**INPUT:**
───
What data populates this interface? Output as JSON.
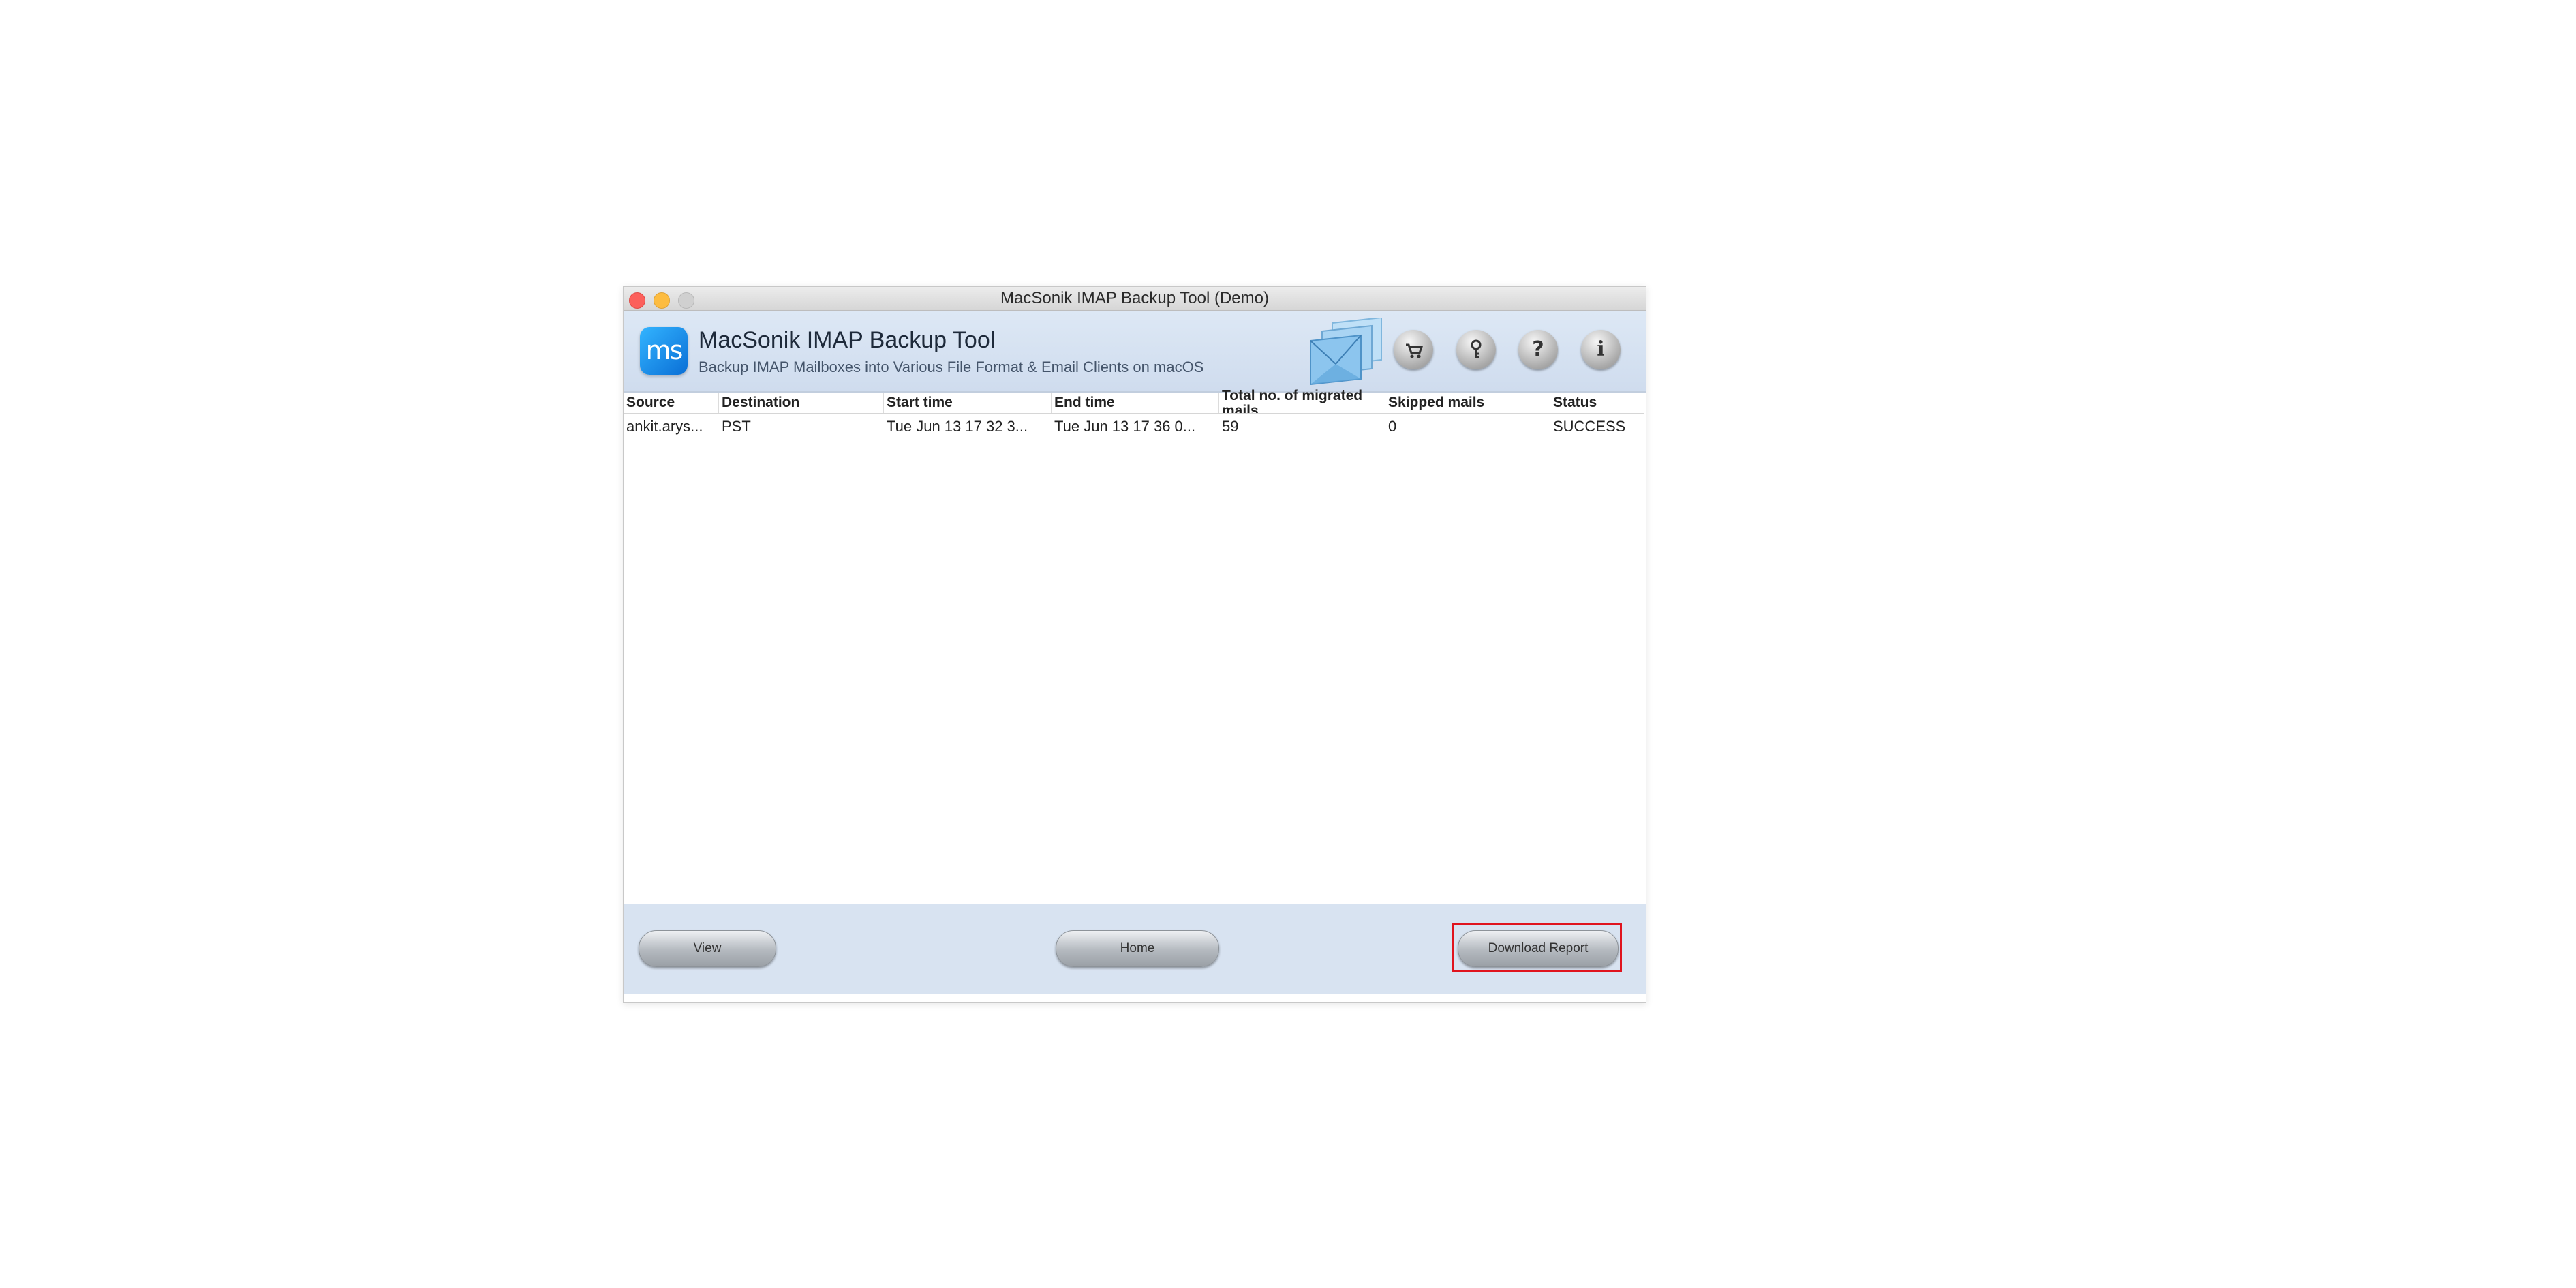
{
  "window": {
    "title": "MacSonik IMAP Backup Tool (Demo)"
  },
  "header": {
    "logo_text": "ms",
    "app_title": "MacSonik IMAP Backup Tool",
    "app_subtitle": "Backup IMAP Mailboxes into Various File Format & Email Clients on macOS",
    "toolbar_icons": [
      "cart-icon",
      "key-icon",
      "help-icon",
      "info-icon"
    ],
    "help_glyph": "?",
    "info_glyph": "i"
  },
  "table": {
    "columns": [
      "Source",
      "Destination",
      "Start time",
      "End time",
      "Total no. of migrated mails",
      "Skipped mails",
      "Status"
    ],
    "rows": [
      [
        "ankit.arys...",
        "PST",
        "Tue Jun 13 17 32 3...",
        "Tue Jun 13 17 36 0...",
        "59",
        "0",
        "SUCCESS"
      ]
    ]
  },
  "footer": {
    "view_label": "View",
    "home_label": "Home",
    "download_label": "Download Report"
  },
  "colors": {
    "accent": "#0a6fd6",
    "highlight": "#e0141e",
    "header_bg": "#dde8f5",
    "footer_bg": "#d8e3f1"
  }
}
───
**TASK INSTRUCTIONS:** All of the lines above should be printed exactly, minus the pictures.

**FULL OUTPUT:**
What data populates this interface? Output as JSON.
{
  "window": {
    "title": "MacSonik IMAP Backup Tool (Demo)"
  },
  "header": {
    "logo_text": "ms",
    "app_title": "MacSonik IMAP Backup Tool",
    "app_subtitle": "Backup IMAP Mailboxes into Various File Format & Email Clients on macOS",
    "toolbar_icons": [
      "cart-icon",
      "key-icon",
      "help-icon",
      "info-icon"
    ],
    "help_glyph": "?",
    "info_glyph": "i"
  },
  "table": {
    "columns": [
      "Source",
      "Destination",
      "Start time",
      "End time",
      "Total no. of migrated mails",
      "Skipped mails",
      "Status"
    ],
    "rows": [
      [
        "ankit.arys...",
        "PST",
        "Tue Jun 13 17 32 3...",
        "Tue Jun 13 17 36 0...",
        "59",
        "0",
        "SUCCESS"
      ]
    ]
  },
  "footer": {
    "view_label": "View",
    "home_label": "Home",
    "download_label": "Download Report"
  },
  "colors": {
    "accent": "#0a6fd6",
    "highlight": "#e0141e",
    "header_bg": "#dde8f5",
    "footer_bg": "#d8e3f1"
  }
}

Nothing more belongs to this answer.